### Problem requirements
In the data below, find every line that has the string "title", and copy it.

### Excerpted records
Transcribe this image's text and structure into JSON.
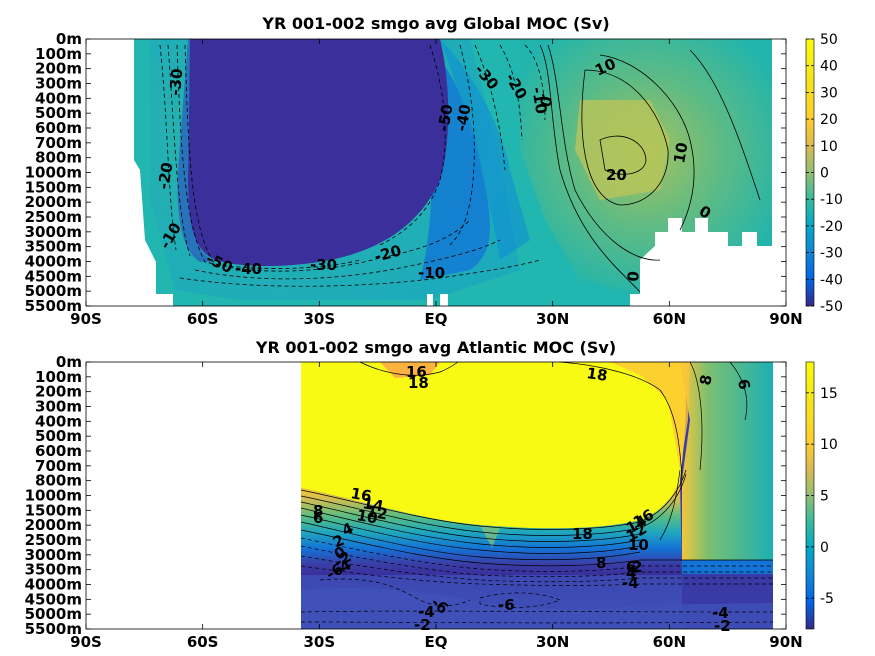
{
  "chart_data": [
    {
      "type": "heatmap",
      "title": "YR 001-002 smgo avg  Global MOC (Sv)",
      "x_ticks": [
        "90S",
        "60S",
        "30S",
        "EQ",
        "30N",
        "60N",
        "90N"
      ],
      "y_ticks": [
        "0m",
        "100m",
        "200m",
        "300m",
        "400m",
        "500m",
        "600m",
        "700m",
        "800m",
        "1000m",
        "1500m",
        "2000m",
        "2500m",
        "3000m",
        "3500m",
        "4000m",
        "4500m",
        "5000m",
        "5500m"
      ],
      "colorbar_ticks": [
        "50",
        "40",
        "30",
        "20",
        "10",
        "0",
        "-10",
        "-20",
        "-30",
        "-40",
        "-50"
      ],
      "clim": [
        -50,
        50
      ],
      "contour_labels": [
        "-30",
        "-20",
        "-10",
        "-50",
        "-40",
        "-30",
        "-20",
        "-10",
        "-50",
        "-40",
        "-30",
        "-20",
        "-10",
        "0",
        "10",
        "20",
        "10",
        "0",
        "0"
      ]
    },
    {
      "type": "heatmap",
      "title": "YR 001-002 smgo avg  Atlantic MOC (Sv)",
      "x_ticks": [
        "90S",
        "60S",
        "30S",
        "EQ",
        "30N",
        "60N",
        "90N"
      ],
      "y_ticks": [
        "0m",
        "100m",
        "200m",
        "300m",
        "400m",
        "500m",
        "600m",
        "700m",
        "800m",
        "1000m",
        "1500m",
        "2000m",
        "2500m",
        "3000m",
        "3500m",
        "4000m",
        "4500m",
        "5000m",
        "5500m"
      ],
      "colorbar_ticks": [
        "15",
        "10",
        "5",
        "0",
        "-5"
      ],
      "clim": [
        -8,
        18
      ],
      "contour_labels": [
        "16",
        "18",
        "18",
        "8",
        "6",
        "16",
        "14",
        "12",
        "10",
        "8",
        "6",
        "4",
        "2",
        "0",
        "-2",
        "-4",
        "-6",
        "18",
        "16",
        "14",
        "12",
        "10",
        "8",
        "6",
        "4",
        "2",
        "-4",
        "-6",
        "-6",
        "-4",
        "-2",
        "-4",
        "-2"
      ]
    }
  ],
  "colors": {
    "ocean_teal": "#21b6b0",
    "dark_purple": "#3a2f9b",
    "yellow": "#f9fa14",
    "land": "#ffffff"
  }
}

### Exercise solution
      "title": "YR 001-002 smgo avg  Global MOC (Sv)",
      "title": "YR 001-002 smgo avg  Atlantic MOC (Sv)",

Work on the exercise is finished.